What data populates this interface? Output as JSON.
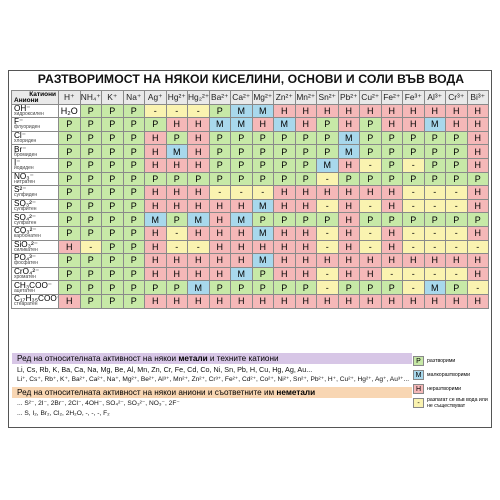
{
  "title": "РАЗТВОРИМОСТ НА НЯКОИ КИСЕЛИНИ, ОСНОВИ И СОЛИ ВЪВ ВОДА",
  "corner": {
    "cations": "Катиони",
    "anions": "Аниони"
  },
  "cations": [
    "H⁺",
    "NH₄⁺",
    "K⁺",
    "Na⁺",
    "Ag⁺",
    "Hg²⁺",
    "Hg₂²⁺",
    "Ba²⁺",
    "Ca²⁺",
    "Mg²⁺",
    "Zn²⁺",
    "Mn²⁺",
    "Sn²⁺",
    "Pb²⁺",
    "Cu²⁺",
    "Fe²⁺",
    "Fe³⁺",
    "Al³⁺",
    "Cr³⁺",
    "Bi³⁺"
  ],
  "rows": [
    {
      "formula": "OH⁻",
      "name": "хидроксилен",
      "cells": [
        "H₂O",
        "P",
        "P",
        "P",
        "-",
        "-",
        "-",
        "P",
        "M",
        "M",
        "H",
        "H",
        "H",
        "H",
        "H",
        "H",
        "H",
        "H",
        "H",
        "H"
      ]
    },
    {
      "formula": "F⁻",
      "name": "флуориден",
      "cells": [
        "P",
        "P",
        "P",
        "P",
        "P",
        "H",
        "H",
        "M",
        "M",
        "H",
        "M",
        "H",
        "P",
        "H",
        "P",
        "H",
        "H",
        "M",
        "H",
        "H"
      ]
    },
    {
      "formula": "Cl⁻",
      "name": "хлориден",
      "cells": [
        "P",
        "P",
        "P",
        "P",
        "H",
        "P",
        "H",
        "P",
        "P",
        "P",
        "P",
        "P",
        "P",
        "M",
        "P",
        "P",
        "P",
        "P",
        "P",
        "H"
      ]
    },
    {
      "formula": "Br⁻",
      "name": "бромиден",
      "cells": [
        "P",
        "P",
        "P",
        "P",
        "H",
        "M",
        "H",
        "P",
        "P",
        "P",
        "P",
        "P",
        "P",
        "M",
        "P",
        "P",
        "P",
        "P",
        "P",
        "H"
      ]
    },
    {
      "formula": "I⁻",
      "name": "йодиден",
      "cells": [
        "P",
        "P",
        "P",
        "P",
        "H",
        "H",
        "H",
        "P",
        "P",
        "P",
        "P",
        "P",
        "M",
        "H",
        "-",
        "P",
        "-",
        "P",
        "P",
        "H"
      ]
    },
    {
      "formula": "NO₃⁻",
      "name": "нитратен",
      "cells": [
        "P",
        "P",
        "P",
        "P",
        "P",
        "P",
        "P",
        "P",
        "P",
        "P",
        "P",
        "P",
        "-",
        "P",
        "P",
        "P",
        "P",
        "P",
        "P",
        "P"
      ]
    },
    {
      "formula": "S²⁻",
      "name": "сулфиден",
      "cells": [
        "P",
        "P",
        "P",
        "P",
        "H",
        "H",
        "H",
        "-",
        "-",
        "-",
        "H",
        "H",
        "H",
        "H",
        "H",
        "H",
        "-",
        "-",
        "-",
        "H"
      ]
    },
    {
      "formula": "SO₃²⁻",
      "name": "сулфитен",
      "cells": [
        "P",
        "P",
        "P",
        "P",
        "H",
        "H",
        "H",
        "H",
        "H",
        "M",
        "H",
        "H",
        "-",
        "H",
        "-",
        "H",
        "-",
        "-",
        "-",
        "H"
      ]
    },
    {
      "formula": "SO₄²⁻",
      "name": "сулфатен",
      "cells": [
        "P",
        "P",
        "P",
        "P",
        "M",
        "P",
        "M",
        "H",
        "M",
        "P",
        "P",
        "P",
        "P",
        "H",
        "P",
        "P",
        "P",
        "P",
        "P",
        "P"
      ]
    },
    {
      "formula": "CO₃²⁻",
      "name": "карбонатен",
      "cells": [
        "P",
        "P",
        "P",
        "P",
        "H",
        "-",
        "H",
        "H",
        "H",
        "M",
        "H",
        "H",
        "-",
        "H",
        "-",
        "H",
        "-",
        "-",
        "-",
        "H"
      ]
    },
    {
      "formula": "SiO₃²⁻",
      "name": "силикатен",
      "cells": [
        "H",
        "-",
        "P",
        "P",
        "H",
        "-",
        "-",
        "H",
        "H",
        "H",
        "H",
        "H",
        "-",
        "H",
        "-",
        "H",
        "-",
        "-",
        "-",
        "-"
      ]
    },
    {
      "formula": "PO₄³⁻",
      "name": "фосфатен",
      "cells": [
        "P",
        "P",
        "P",
        "P",
        "H",
        "H",
        "H",
        "H",
        "H",
        "M",
        "H",
        "H",
        "H",
        "H",
        "H",
        "H",
        "H",
        "H",
        "H",
        "H"
      ]
    },
    {
      "formula": "CrO₄²⁻",
      "name": "хроматен",
      "cells": [
        "P",
        "P",
        "P",
        "P",
        "H",
        "H",
        "H",
        "H",
        "M",
        "P",
        "H",
        "H",
        "-",
        "H",
        "H",
        "-",
        "-",
        "-",
        "-",
        "H"
      ]
    },
    {
      "formula": "CH₃COO⁻",
      "name": "ацетатен",
      "cells": [
        "P",
        "P",
        "P",
        "P",
        "P",
        "P",
        "M",
        "P",
        "P",
        "P",
        "P",
        "P",
        "-",
        "P",
        "P",
        "P",
        "-",
        "M",
        "P",
        "-"
      ]
    },
    {
      "formula": "C₁₇H₃₅COO⁻",
      "name": "стеаратен",
      "cells": [
        "H",
        "P",
        "P",
        "P",
        "H",
        "H",
        "H",
        "H",
        "H",
        "H",
        "H",
        "H",
        "H",
        "H",
        "H",
        "H",
        "H",
        "H",
        "H",
        "H"
      ]
    }
  ],
  "metals_section": {
    "prefix": "Ред на относителната активност на някои ",
    "bold": "метали",
    "suffix": " и техните катиони"
  },
  "metals_row": "Li, Cs, Rb, K, Ba, Ca, Na, Mg, Be, Al, Mn, Zn, Cr, Fe, Cd, Co, Ni, Sn, Pb, H, Cu, Hg, Ag, Au...",
  "cations_row": "Li⁺, Cs⁺, Rb⁺, K⁺, Ba²⁺, Ca²⁺, Na⁺, Mg²⁺, Be²⁺, Al³⁺, Mn²⁺, Zn²⁺, Cr³⁺, Fe²⁺, Cd²⁺, Co²⁺, Ni²⁺, Sn²⁺, Pb²⁺, H⁺, Cu²⁺, Hg²⁺, Ag⁺, Au³⁺...",
  "anions_section": {
    "prefix": "Ред на относителната активност на някои аниони и съответните им ",
    "bold": "неметали"
  },
  "anions_row": "... S²⁻, 2I⁻, 2Br⁻, 2Cl⁻, 4OH⁻, SO₄²⁻, SO₃²⁻, NO₃⁻, 2F⁻",
  "nonmetals_row": "... S, I₂, Br₂, Cl₂, 2H₂O, -, -, -, F₂",
  "legend": [
    {
      "key": "P",
      "cls": "c-P",
      "text": "разтворими"
    },
    {
      "key": "M",
      "cls": "c-M",
      "text": "малкоразтворими"
    },
    {
      "key": "H",
      "cls": "c-H",
      "text": "неразтворими"
    },
    {
      "key": "-",
      "cls": "c-D",
      "text": "разпагат се във вода или не съществуват"
    }
  ]
}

..........

* [Work required]
Check every line of the data above for the string "SO₃²", and copy those that have it.

* [Correct response]
      "formula": "SO₃²⁻",
  "anions_row": "... S²⁻, 2I⁻, 2Br⁻, 2Cl⁻, 4OH⁻, SO₄²⁻, SO₃²⁻, NO₃⁻, 2F⁻",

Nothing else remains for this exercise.